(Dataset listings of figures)
----------

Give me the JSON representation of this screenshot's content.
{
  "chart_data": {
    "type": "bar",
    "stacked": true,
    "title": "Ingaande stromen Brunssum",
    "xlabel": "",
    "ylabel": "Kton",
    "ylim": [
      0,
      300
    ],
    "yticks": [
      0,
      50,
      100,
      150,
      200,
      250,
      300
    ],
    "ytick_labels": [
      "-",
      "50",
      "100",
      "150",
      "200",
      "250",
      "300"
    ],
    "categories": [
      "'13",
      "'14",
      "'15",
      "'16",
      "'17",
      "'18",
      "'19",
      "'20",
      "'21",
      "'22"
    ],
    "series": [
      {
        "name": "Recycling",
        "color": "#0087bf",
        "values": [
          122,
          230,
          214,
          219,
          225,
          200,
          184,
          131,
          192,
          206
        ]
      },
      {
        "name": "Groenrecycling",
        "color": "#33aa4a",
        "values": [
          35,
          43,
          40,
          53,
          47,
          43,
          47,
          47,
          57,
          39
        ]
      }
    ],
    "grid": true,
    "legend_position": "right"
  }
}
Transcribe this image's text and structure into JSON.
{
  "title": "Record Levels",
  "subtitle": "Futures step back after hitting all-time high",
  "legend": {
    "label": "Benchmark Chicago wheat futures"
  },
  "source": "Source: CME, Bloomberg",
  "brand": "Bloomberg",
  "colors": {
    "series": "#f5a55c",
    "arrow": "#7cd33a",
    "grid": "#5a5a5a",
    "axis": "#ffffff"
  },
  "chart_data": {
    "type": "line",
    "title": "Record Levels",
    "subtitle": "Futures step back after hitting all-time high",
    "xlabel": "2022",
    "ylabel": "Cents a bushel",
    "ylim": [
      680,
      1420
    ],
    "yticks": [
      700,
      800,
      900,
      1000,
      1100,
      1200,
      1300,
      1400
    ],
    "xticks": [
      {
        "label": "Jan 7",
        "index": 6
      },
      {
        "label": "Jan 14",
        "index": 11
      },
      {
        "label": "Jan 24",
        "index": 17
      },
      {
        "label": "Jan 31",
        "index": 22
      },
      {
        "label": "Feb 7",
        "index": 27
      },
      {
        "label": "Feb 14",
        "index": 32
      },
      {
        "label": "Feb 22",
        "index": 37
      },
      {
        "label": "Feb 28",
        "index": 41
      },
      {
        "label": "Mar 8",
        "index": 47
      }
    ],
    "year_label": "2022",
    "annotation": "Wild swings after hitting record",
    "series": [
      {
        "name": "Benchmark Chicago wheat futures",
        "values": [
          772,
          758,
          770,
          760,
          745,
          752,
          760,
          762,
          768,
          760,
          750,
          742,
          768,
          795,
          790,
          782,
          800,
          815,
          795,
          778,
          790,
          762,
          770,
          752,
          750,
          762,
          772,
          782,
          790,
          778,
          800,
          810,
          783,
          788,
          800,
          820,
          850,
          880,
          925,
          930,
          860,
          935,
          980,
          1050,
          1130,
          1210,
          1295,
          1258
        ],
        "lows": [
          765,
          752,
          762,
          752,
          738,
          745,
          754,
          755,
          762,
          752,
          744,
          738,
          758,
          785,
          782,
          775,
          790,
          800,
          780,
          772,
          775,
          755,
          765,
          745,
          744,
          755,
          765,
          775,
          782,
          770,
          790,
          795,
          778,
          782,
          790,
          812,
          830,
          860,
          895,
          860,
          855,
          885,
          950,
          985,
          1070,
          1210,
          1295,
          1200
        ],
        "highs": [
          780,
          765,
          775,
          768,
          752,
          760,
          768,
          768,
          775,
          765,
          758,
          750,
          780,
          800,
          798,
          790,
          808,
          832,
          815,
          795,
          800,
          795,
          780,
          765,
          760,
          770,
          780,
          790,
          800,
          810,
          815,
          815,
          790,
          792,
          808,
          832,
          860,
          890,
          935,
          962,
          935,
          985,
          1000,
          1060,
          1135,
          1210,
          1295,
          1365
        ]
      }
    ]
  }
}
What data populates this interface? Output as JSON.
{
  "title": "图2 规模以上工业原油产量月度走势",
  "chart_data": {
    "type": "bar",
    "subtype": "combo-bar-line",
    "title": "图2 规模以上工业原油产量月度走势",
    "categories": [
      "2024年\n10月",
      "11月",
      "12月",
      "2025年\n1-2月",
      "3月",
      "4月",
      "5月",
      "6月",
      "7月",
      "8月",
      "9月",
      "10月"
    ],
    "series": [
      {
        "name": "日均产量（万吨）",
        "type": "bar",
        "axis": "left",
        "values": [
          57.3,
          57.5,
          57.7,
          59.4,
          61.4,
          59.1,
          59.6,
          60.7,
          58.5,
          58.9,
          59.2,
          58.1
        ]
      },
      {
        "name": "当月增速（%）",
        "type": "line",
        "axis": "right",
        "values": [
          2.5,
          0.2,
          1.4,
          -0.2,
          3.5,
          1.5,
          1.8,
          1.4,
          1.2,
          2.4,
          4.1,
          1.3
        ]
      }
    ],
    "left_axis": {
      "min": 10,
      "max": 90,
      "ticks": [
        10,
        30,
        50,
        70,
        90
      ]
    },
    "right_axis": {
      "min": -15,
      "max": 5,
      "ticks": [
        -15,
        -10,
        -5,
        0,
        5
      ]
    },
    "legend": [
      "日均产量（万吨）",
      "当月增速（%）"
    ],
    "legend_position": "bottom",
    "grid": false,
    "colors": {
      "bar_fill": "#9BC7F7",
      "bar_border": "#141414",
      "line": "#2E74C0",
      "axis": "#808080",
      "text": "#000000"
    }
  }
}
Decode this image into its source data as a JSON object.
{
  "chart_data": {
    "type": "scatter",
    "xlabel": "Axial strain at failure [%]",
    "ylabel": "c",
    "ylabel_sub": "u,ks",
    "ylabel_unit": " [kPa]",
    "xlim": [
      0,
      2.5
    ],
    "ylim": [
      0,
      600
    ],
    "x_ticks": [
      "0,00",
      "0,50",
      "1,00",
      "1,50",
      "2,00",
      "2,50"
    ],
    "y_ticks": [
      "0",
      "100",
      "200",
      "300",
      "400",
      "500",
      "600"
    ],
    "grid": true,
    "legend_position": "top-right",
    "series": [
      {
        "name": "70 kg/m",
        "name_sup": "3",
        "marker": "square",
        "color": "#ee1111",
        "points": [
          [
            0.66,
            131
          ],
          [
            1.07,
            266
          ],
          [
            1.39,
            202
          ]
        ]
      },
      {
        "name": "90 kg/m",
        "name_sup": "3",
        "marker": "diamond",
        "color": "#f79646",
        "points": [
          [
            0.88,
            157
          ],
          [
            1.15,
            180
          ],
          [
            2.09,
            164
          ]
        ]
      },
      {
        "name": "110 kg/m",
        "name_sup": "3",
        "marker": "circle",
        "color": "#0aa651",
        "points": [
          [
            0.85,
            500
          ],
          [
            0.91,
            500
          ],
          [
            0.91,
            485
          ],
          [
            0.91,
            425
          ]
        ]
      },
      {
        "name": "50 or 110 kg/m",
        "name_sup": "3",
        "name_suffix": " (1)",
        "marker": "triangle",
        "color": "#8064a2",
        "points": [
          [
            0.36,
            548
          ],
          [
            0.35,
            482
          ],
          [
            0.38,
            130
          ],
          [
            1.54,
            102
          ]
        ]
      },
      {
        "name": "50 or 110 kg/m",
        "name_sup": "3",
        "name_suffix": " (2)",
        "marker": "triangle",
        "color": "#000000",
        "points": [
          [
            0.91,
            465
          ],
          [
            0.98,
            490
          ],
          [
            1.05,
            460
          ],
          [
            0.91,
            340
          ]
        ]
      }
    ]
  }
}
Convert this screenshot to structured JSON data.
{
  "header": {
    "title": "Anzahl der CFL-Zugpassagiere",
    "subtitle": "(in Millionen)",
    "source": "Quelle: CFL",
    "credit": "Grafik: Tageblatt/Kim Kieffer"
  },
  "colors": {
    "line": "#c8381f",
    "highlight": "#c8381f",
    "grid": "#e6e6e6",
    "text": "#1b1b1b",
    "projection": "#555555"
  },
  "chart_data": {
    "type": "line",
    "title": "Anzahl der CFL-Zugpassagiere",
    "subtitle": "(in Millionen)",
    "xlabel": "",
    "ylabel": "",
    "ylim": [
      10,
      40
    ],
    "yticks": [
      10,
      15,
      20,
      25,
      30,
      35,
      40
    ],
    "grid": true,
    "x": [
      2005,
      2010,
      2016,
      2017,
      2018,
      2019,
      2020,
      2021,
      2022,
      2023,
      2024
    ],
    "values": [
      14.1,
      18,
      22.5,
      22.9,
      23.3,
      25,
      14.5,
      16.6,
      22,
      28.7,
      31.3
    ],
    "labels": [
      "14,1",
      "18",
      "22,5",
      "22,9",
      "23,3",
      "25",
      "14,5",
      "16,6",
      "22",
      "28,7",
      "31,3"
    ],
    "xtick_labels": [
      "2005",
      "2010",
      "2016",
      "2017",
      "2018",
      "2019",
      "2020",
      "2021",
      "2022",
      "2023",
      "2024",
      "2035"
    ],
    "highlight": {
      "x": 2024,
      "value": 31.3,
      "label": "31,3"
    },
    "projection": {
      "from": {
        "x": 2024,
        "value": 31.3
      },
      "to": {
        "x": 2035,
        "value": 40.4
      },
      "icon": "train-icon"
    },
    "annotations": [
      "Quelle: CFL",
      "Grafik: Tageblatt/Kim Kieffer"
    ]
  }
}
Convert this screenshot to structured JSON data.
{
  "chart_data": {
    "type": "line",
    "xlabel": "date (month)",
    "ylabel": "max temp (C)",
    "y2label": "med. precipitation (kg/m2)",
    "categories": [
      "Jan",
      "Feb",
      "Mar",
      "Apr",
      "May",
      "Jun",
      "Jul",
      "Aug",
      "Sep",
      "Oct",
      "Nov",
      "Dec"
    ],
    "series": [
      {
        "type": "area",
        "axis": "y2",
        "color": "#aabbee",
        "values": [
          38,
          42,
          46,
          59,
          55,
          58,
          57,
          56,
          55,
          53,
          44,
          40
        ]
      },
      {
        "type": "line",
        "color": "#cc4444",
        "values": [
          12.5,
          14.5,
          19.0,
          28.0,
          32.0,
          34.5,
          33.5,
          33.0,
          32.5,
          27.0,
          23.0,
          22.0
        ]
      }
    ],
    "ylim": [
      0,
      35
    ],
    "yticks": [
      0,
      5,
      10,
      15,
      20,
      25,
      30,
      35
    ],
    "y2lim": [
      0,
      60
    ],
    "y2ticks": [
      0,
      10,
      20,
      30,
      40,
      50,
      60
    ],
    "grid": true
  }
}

----------

[Given exercise] From the entries above, copy every line containing the word "xlabel".

[Correct response]
    "xlabel": "",
    "xlabel": "2022",
    "xlabel": "Axial strain at failure [%]",
    "xlabel": "",
    "xlabel": "date (month)",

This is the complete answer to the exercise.